[BEGIN Data entries]

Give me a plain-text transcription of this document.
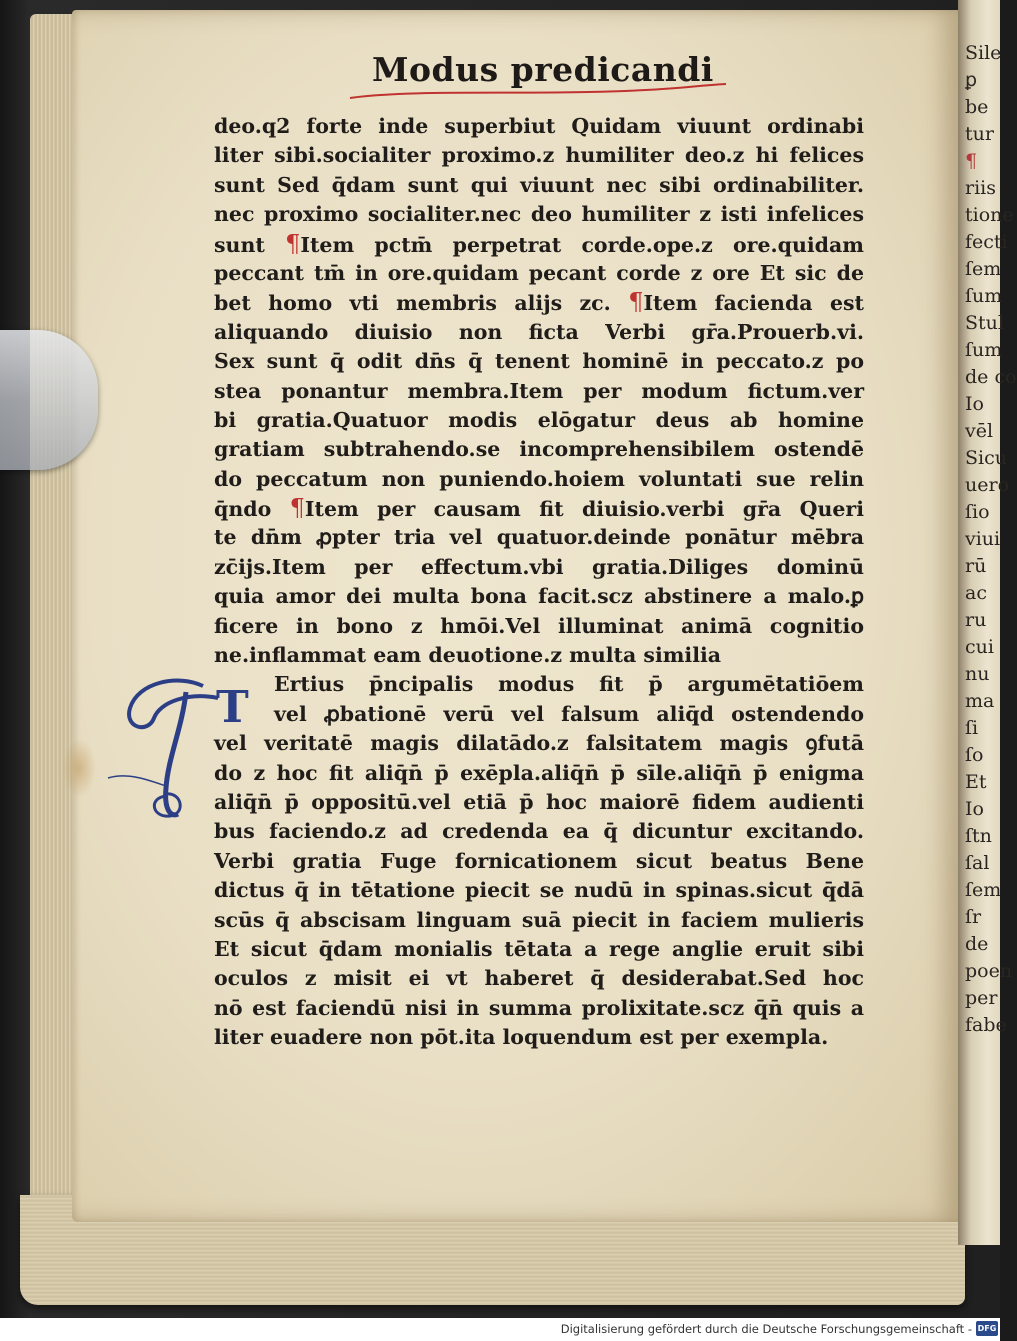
Sile
ꝑ
be
tur
¶
riis
tione
fecti
ſem
ſum
Stul
ſum
de co
Io
vēl
Sicu
uero
ſio
viui
rū
ac
ru
cui
nu
ma
ſi
ſo
Et
Io
ſtn
ſal
ſem
ſr
de
poen
per
fabe
Modus predicandi
deo.q2 forte inde superbiut Quidam viuunt ordinabi
liter sibi.socialiter proximo.z humiliter deo.z hi felices
sunt Sed q̄dam sunt qui viuunt nec sibi ordinabiliter.
nec proximo socialiter.nec deo humiliter z isti infelices
sunt ¶Item pctm̄ perpetrat corde.ope.z ore.quidam
peccant tm̄ in ore.quidam pecant corde z ore Et sic de
bet homo vti membris alijs zc. ¶Item facienda est
aliquando diuisio non ficta Verbi gr̄a.Prouerb.vi.
Sex sunt q̄ odit dn̄s q̄ tenent hominē in peccato.z po
stea ponantur membra.Item per modum fictum.ver
bi gratia.Quatuor modis elōgatur deus ab homine
gratiam subtrahendo.se incomprehensibilem ostendē
do peccatum non puniendo.hoiem voluntati sue relin
q̄ndo ¶Item per causam fit diuisio.verbi gr̄a Queri
te dn̄m ꝓpter tria vel quatuor.deinde ponātur mēbra
zc̄ijs.Item per effectum.vbi gratia.Diliges dominū
quia amor dei multa bona facit.scz abstinere a malo.ꝑ
ficere in bono z hmōi.Vel illuminat animā cognitio
ne.inflammat eam deuotione.z multa similia
Ertius p̄ncipalis modus fit p̄ argumētatiōem
vel ꝓbationē verū vel falsum aliq̄d ostendendo
vel veritatē magis dilatādo.z falsitatem magis ꝯfutā
do z hoc fit aliq̄n̄ p̄ exēpla.aliq̄n̄ p̄ sīle.aliq̄n̄ p̄ enigma
aliq̄n̄ p̄ oppositū.vel etiā p̄ hoc maiorē fidem audienti
bus faciendo.z ad credenda ea q̄ dicuntur excitando.
Verbi gratia Fuge fornicationem sicut beatus Bene
dictus q̄ in tētatione piecit se nudū in spinas.sicut q̄dā
scūs q̄ abscisam linguam suā piecit in faciem mulieris
Et sicut q̄dam monialis tētata a rege anglie eruit sibi
oculos z misit ei vt haberet q̄ desiderabat.Sed hoc
nō est faciendū nisi in summa prolixitate.scz q̄n̄ quis a
liter euadere non pōt.ita loquendum est per exempla.
T
Digitalisierung gefördert durch die Deutsche Forschungsgemeinschaft - DFG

[END Data entries]

# Request
Return every line of the records exactly as given, pictures excluded.

# Task answer
Give me a plain-text transcription of this document.
Sile
ꝑ
be
tur
¶
riis
tione
fecti
ſem
ſum
Stul
ſum
de co
Io
vēl
Sicu
uero
ſio
viui
rū
ac
ru
cui
nu
ma
ſi
ſo
Et
Io
ſtn
ſal
ſem
ſr
de
poen
per
fabe
Modus predicandi
deo.q2 forte inde superbiut Quidam viuunt ordinabi
liter sibi.socialiter proximo.z humiliter deo.z hi felices
sunt Sed q̄dam sunt qui viuunt nec sibi ordinabiliter.
nec proximo socialiter.nec deo humiliter z isti infelices
sunt ¶Item pctm̄ perpetrat corde.ope.z ore.quidam
peccant tm̄ in ore.quidam pecant corde z ore Et sic de
bet homo vti membris alijs zc. ¶Item facienda est
aliquando diuisio non ficta Verbi gr̄a.Prouerb.vi.
Sex sunt q̄ odit dn̄s q̄ tenent hominē in peccato.z po
stea ponantur membra.Item per modum fictum.ver
bi gratia.Quatuor modis elōgatur deus ab homine
gratiam subtrahendo.se incomprehensibilem ostendē
do peccatum non puniendo.hoiem voluntati sue relin
q̄ndo ¶Item per causam fit diuisio.verbi gr̄a Queri
te dn̄m ꝓpter tria vel quatuor.deinde ponātur mēbra
zc̄ijs.Item per effectum.vbi gratia.Diliges dominū
quia amor dei multa bona facit.scz abstinere a malo.ꝑ
ficere in bono z hmōi.Vel illuminat animā cognitio
ne.inflammat eam deuotione.z multa similia
Ertius p̄ncipalis modus fit p̄ argumētatiōem
vel ꝓbationē verū vel falsum aliq̄d ostendendo
vel veritatē magis dilatādo.z falsitatem magis ꝯfutā
do z hoc fit aliq̄n̄ p̄ exēpla.aliq̄n̄ p̄ sīle.aliq̄n̄ p̄ enigma
aliq̄n̄ p̄ oppositū.vel etiā p̄ hoc maiorē fidem audienti
bus faciendo.z ad credenda ea q̄ dicuntur excitando.
Verbi gratia Fuge fornicationem sicut beatus Bene
dictus q̄ in tētatione piecit se nudū in spinas.sicut q̄dā
scūs q̄ abscisam linguam suā piecit in faciem mulieris
Et sicut q̄dam monialis tētata a rege anglie eruit sibi
oculos z misit ei vt haberet q̄ desiderabat.Sed hoc
nō est faciendū nisi in summa prolixitate.scz q̄n̄ quis a
liter euadere non pōt.ita loquendum est per exempla.
T
Digitalisierung gefördert durch die Deutsche Forschungsgemeinschaft - DFG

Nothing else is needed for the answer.